Work instructions >>
Every record below should be written out exactly; pictures stay out.

Recorded data >>
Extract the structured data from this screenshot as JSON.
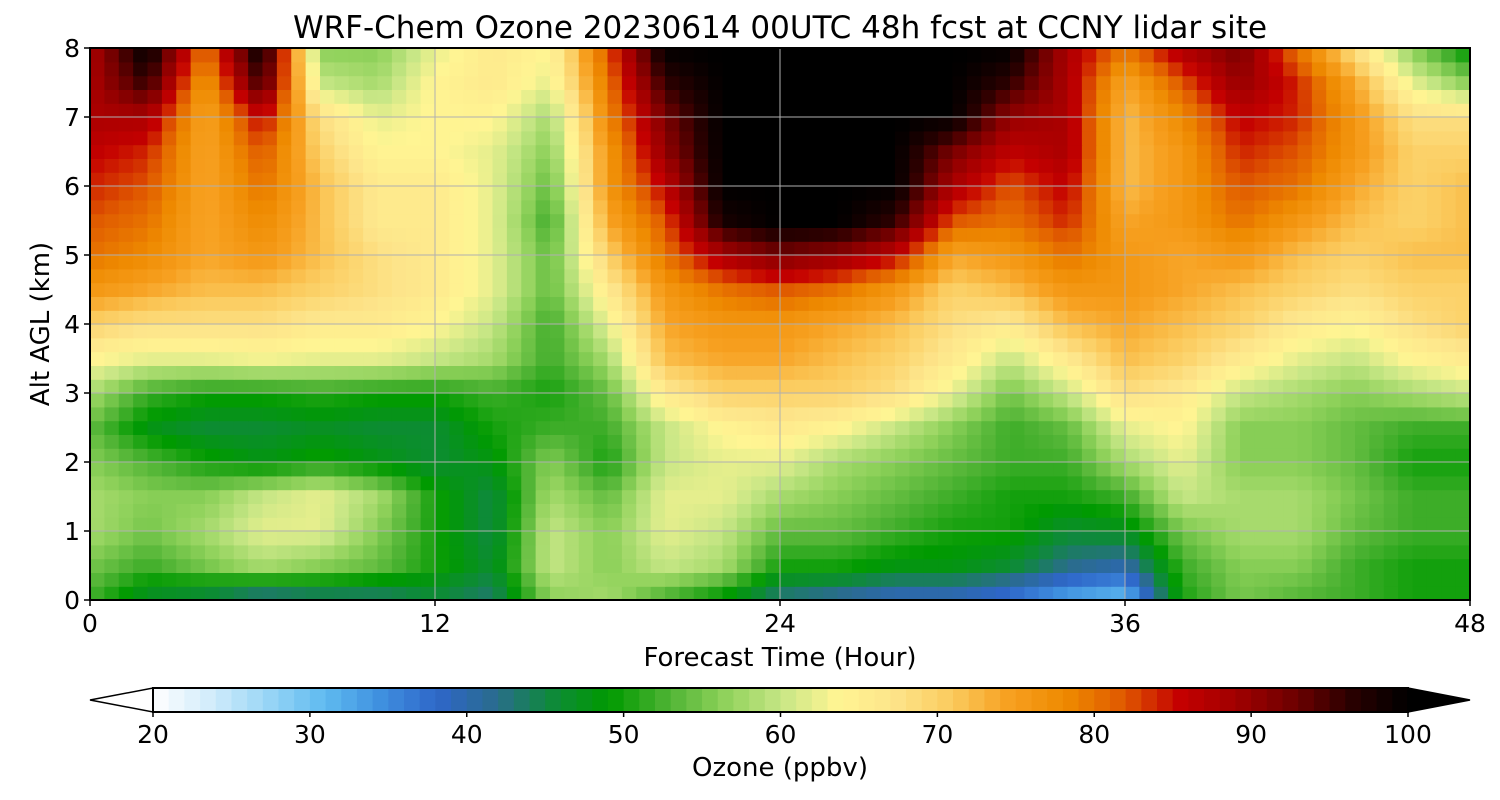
{
  "chart_data": {
    "type": "heatmap",
    "title": "WRF-Chem Ozone  20230614 00UTC 48h fcst at CCNY lidar site",
    "xlabel": "Forecast Time (Hour)",
    "ylabel": "Alt AGL (km)",
    "xlim": [
      0,
      48
    ],
    "ylim": [
      0,
      8
    ],
    "xticks": [
      "0",
      "12",
      "24",
      "36",
      "48"
    ],
    "yticks": [
      "0",
      "1",
      "2",
      "3",
      "4",
      "5",
      "6",
      "7",
      "8"
    ],
    "grid": true,
    "x": [
      0,
      2,
      4,
      6,
      8,
      10,
      12,
      14,
      16,
      18,
      20,
      22,
      24,
      26,
      28,
      30,
      32,
      34,
      36,
      38,
      40,
      42,
      44,
      46,
      48
    ],
    "y": [
      0,
      0.5,
      1,
      1.5,
      2,
      2.5,
      3,
      3.5,
      4,
      4.5,
      5,
      5.5,
      6,
      6.5,
      7,
      7.5,
      8
    ],
    "z": [
      [
        52,
        46,
        44,
        40,
        42,
        42,
        45,
        43,
        56,
        58,
        52,
        48,
        42,
        40,
        38,
        38,
        36,
        32,
        30,
        50,
        55,
        53,
        52,
        50,
        50
      ],
      [
        55,
        52,
        55,
        58,
        56,
        54,
        50,
        46,
        60,
        56,
        60,
        58,
        50,
        50,
        48,
        48,
        46,
        42,
        40,
        52,
        56,
        56,
        52,
        50,
        50
      ],
      [
        58,
        55,
        58,
        62,
        62,
        56,
        50,
        45,
        60,
        56,
        62,
        60,
        54,
        54,
        52,
        50,
        50,
        46,
        47,
        55,
        58,
        58,
        54,
        52,
        52
      ],
      [
        58,
        56,
        56,
        60,
        62,
        58,
        50,
        45,
        58,
        54,
        62,
        62,
        58,
        56,
        54,
        52,
        50,
        50,
        52,
        60,
        58,
        58,
        55,
        52,
        52
      ],
      [
        56,
        53,
        50,
        48,
        50,
        48,
        46,
        48,
        56,
        50,
        60,
        62,
        62,
        58,
        56,
        54,
        52,
        52,
        58,
        62,
        56,
        56,
        54,
        50,
        50
      ],
      [
        54,
        48,
        46,
        46,
        47,
        46,
        46,
        50,
        52,
        52,
        60,
        64,
        66,
        64,
        60,
        56,
        52,
        54,
        62,
        64,
        56,
        56,
        54,
        52,
        52
      ],
      [
        58,
        52,
        50,
        50,
        51,
        50,
        50,
        52,
        50,
        54,
        66,
        70,
        70,
        70,
        68,
        62,
        55,
        60,
        68,
        66,
        60,
        58,
        56,
        58,
        60
      ],
      [
        64,
        62,
        62,
        63,
        62,
        62,
        60,
        58,
        52,
        58,
        72,
        74,
        74,
        72,
        70,
        66,
        60,
        66,
        72,
        70,
        66,
        62,
        60,
        64,
        66
      ],
      [
        70,
        68,
        68,
        68,
        66,
        66,
        64,
        60,
        52,
        62,
        74,
        76,
        76,
        74,
        72,
        68,
        66,
        72,
        74,
        72,
        70,
        66,
        64,
        68,
        70
      ],
      [
        76,
        74,
        72,
        72,
        70,
        68,
        66,
        62,
        54,
        66,
        76,
        80,
        82,
        80,
        76,
        70,
        72,
        76,
        76,
        74,
        72,
        70,
        68,
        70,
        70
      ],
      [
        80,
        78,
        74,
        76,
        72,
        68,
        66,
        62,
        54,
        70,
        80,
        88,
        92,
        90,
        86,
        74,
        76,
        80,
        76,
        74,
        76,
        72,
        70,
        72,
        72
      ],
      [
        82,
        80,
        74,
        78,
        72,
        66,
        66,
        62,
        52,
        74,
        82,
        98,
        100,
        100,
        96,
        82,
        80,
        84,
        74,
        76,
        80,
        76,
        72,
        70,
        72
      ],
      [
        84,
        82,
        74,
        80,
        72,
        66,
        66,
        62,
        54,
        76,
        86,
        100,
        100,
        100,
        100,
        88,
        82,
        86,
        72,
        76,
        82,
        80,
        74,
        70,
        72
      ],
      [
        86,
        84,
        74,
        82,
        70,
        64,
        64,
        62,
        56,
        76,
        90,
        100,
        100,
        100,
        100,
        92,
        86,
        88,
        72,
        76,
        84,
        82,
        76,
        70,
        70
      ],
      [
        88,
        88,
        74,
        86,
        68,
        62,
        64,
        64,
        58,
        78,
        92,
        100,
        100,
        100,
        100,
        100,
        90,
        88,
        72,
        78,
        86,
        84,
        76,
        68,
        68
      ],
      [
        88,
        96,
        76,
        96,
        60,
        58,
        64,
        66,
        62,
        80,
        96,
        100,
        100,
        100,
        100,
        100,
        96,
        88,
        74,
        82,
        90,
        84,
        74,
        62,
        56
      ],
      [
        88,
        100,
        80,
        100,
        56,
        56,
        62,
        66,
        64,
        82,
        100,
        100,
        100,
        100,
        100,
        100,
        100,
        88,
        80,
        88,
        92,
        80,
        68,
        56,
        48
      ]
    ],
    "colorbar": {
      "label": "Ozone  (ppbv)",
      "min": 20,
      "max": 100,
      "ticks": [
        "20",
        "30",
        "40",
        "50",
        "60",
        "70",
        "80",
        "90",
        "100"
      ],
      "extend": "both",
      "colors": [
        "#ffffff",
        "#d2ecfb",
        "#9ad6f6",
        "#5fbbf0",
        "#3f8fdf",
        "#2e66c8",
        "#2a6c8e",
        "#0e8a3a",
        "#009a00",
        "#4cb232",
        "#8ed15a",
        "#c6e685",
        "#fff593",
        "#fde48a",
        "#fbcb5e",
        "#f7a020",
        "#ee8a00",
        "#e05a00",
        "#c40000",
        "#a00000",
        "#6e0000",
        "#2a0000",
        "#000000"
      ]
    }
  }
}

Response below >>
Extract the structured data from this screenshot as JSON.
{
  "chart_data": {
    "type": "heatmap",
    "title": "WRF-Chem Ozone  20230614 00UTC 48h fcst at CCNY lidar site",
    "xlabel": "Forecast Time (Hour)",
    "ylabel": "Alt AGL (km)",
    "xlim": [
      0,
      48
    ],
    "ylim": [
      0,
      8
    ],
    "xticks": [
      "0",
      "12",
      "24",
      "36",
      "48"
    ],
    "yticks": [
      "0",
      "1",
      "2",
      "3",
      "4",
      "5",
      "6",
      "7",
      "8"
    ],
    "grid": true,
    "x": [
      0,
      2,
      4,
      6,
      8,
      10,
      12,
      14,
      16,
      18,
      20,
      22,
      24,
      26,
      28,
      30,
      32,
      34,
      36,
      38,
      40,
      42,
      44,
      46,
      48
    ],
    "y": [
      0,
      0.5,
      1,
      1.5,
      2,
      2.5,
      3,
      3.5,
      4,
      4.5,
      5,
      5.5,
      6,
      6.5,
      7,
      7.5,
      8
    ],
    "z": [
      [
        52,
        46,
        44,
        40,
        42,
        42,
        45,
        43,
        56,
        58,
        52,
        48,
        42,
        40,
        38,
        38,
        36,
        32,
        30,
        50,
        55,
        53,
        52,
        50,
        50
      ],
      [
        55,
        52,
        55,
        58,
        56,
        54,
        50,
        46,
        60,
        56,
        60,
        58,
        50,
        50,
        48,
        48,
        46,
        42,
        40,
        52,
        56,
        56,
        52,
        50,
        50
      ],
      [
        58,
        55,
        58,
        62,
        62,
        56,
        50,
        45,
        60,
        56,
        62,
        60,
        54,
        54,
        52,
        50,
        50,
        46,
        47,
        55,
        58,
        58,
        54,
        52,
        52
      ],
      [
        58,
        56,
        56,
        60,
        62,
        58,
        50,
        45,
        58,
        54,
        62,
        62,
        58,
        56,
        54,
        52,
        50,
        50,
        52,
        60,
        58,
        58,
        55,
        52,
        52
      ],
      [
        56,
        53,
        50,
        48,
        50,
        48,
        46,
        48,
        56,
        50,
        60,
        62,
        62,
        58,
        56,
        54,
        52,
        52,
        58,
        62,
        56,
        56,
        54,
        50,
        50
      ],
      [
        54,
        48,
        46,
        46,
        47,
        46,
        46,
        50,
        52,
        52,
        60,
        64,
        66,
        64,
        60,
        56,
        52,
        54,
        62,
        64,
        56,
        56,
        54,
        52,
        52
      ],
      [
        58,
        52,
        50,
        50,
        51,
        50,
        50,
        52,
        50,
        54,
        66,
        70,
        70,
        70,
        68,
        62,
        55,
        60,
        68,
        66,
        60,
        58,
        56,
        58,
        60
      ],
      [
        64,
        62,
        62,
        63,
        62,
        62,
        60,
        58,
        52,
        58,
        72,
        74,
        74,
        72,
        70,
        66,
        60,
        66,
        72,
        70,
        66,
        62,
        60,
        64,
        66
      ],
      [
        70,
        68,
        68,
        68,
        66,
        66,
        64,
        60,
        52,
        62,
        74,
        76,
        76,
        74,
        72,
        68,
        66,
        72,
        74,
        72,
        70,
        66,
        64,
        68,
        70
      ],
      [
        76,
        74,
        72,
        72,
        70,
        68,
        66,
        62,
        54,
        66,
        76,
        80,
        82,
        80,
        76,
        70,
        72,
        76,
        76,
        74,
        72,
        70,
        68,
        70,
        70
      ],
      [
        80,
        78,
        74,
        76,
        72,
        68,
        66,
        62,
        54,
        70,
        80,
        88,
        92,
        90,
        86,
        74,
        76,
        80,
        76,
        74,
        76,
        72,
        70,
        72,
        72
      ],
      [
        82,
        80,
        74,
        78,
        72,
        66,
        66,
        62,
        52,
        74,
        82,
        98,
        100,
        100,
        96,
        82,
        80,
        84,
        74,
        76,
        80,
        76,
        72,
        70,
        72
      ],
      [
        84,
        82,
        74,
        80,
        72,
        66,
        66,
        62,
        54,
        76,
        86,
        100,
        100,
        100,
        100,
        88,
        82,
        86,
        72,
        76,
        82,
        80,
        74,
        70,
        72
      ],
      [
        86,
        84,
        74,
        82,
        70,
        64,
        64,
        62,
        56,
        76,
        90,
        100,
        100,
        100,
        100,
        92,
        86,
        88,
        72,
        76,
        84,
        82,
        76,
        70,
        70
      ],
      [
        88,
        88,
        74,
        86,
        68,
        62,
        64,
        64,
        58,
        78,
        92,
        100,
        100,
        100,
        100,
        100,
        90,
        88,
        72,
        78,
        86,
        84,
        76,
        68,
        68
      ],
      [
        88,
        96,
        76,
        96,
        60,
        58,
        64,
        66,
        62,
        80,
        96,
        100,
        100,
        100,
        100,
        100,
        96,
        88,
        74,
        82,
        90,
        84,
        74,
        62,
        56
      ],
      [
        88,
        100,
        80,
        100,
        56,
        56,
        62,
        66,
        64,
        82,
        100,
        100,
        100,
        100,
        100,
        100,
        100,
        88,
        80,
        88,
        92,
        80,
        68,
        56,
        48
      ]
    ],
    "colorbar": {
      "label": "Ozone  (ppbv)",
      "min": 20,
      "max": 100,
      "ticks": [
        "20",
        "30",
        "40",
        "50",
        "60",
        "70",
        "80",
        "90",
        "100"
      ],
      "extend": "both",
      "colors": [
        "#ffffff",
        "#d2ecfb",
        "#9ad6f6",
        "#5fbbf0",
        "#3f8fdf",
        "#2e66c8",
        "#2a6c8e",
        "#0e8a3a",
        "#009a00",
        "#4cb232",
        "#8ed15a",
        "#c6e685",
        "#fff593",
        "#fde48a",
        "#fbcb5e",
        "#f7a020",
        "#ee8a00",
        "#e05a00",
        "#c40000",
        "#a00000",
        "#6e0000",
        "#2a0000",
        "#000000"
      ]
    }
  }
}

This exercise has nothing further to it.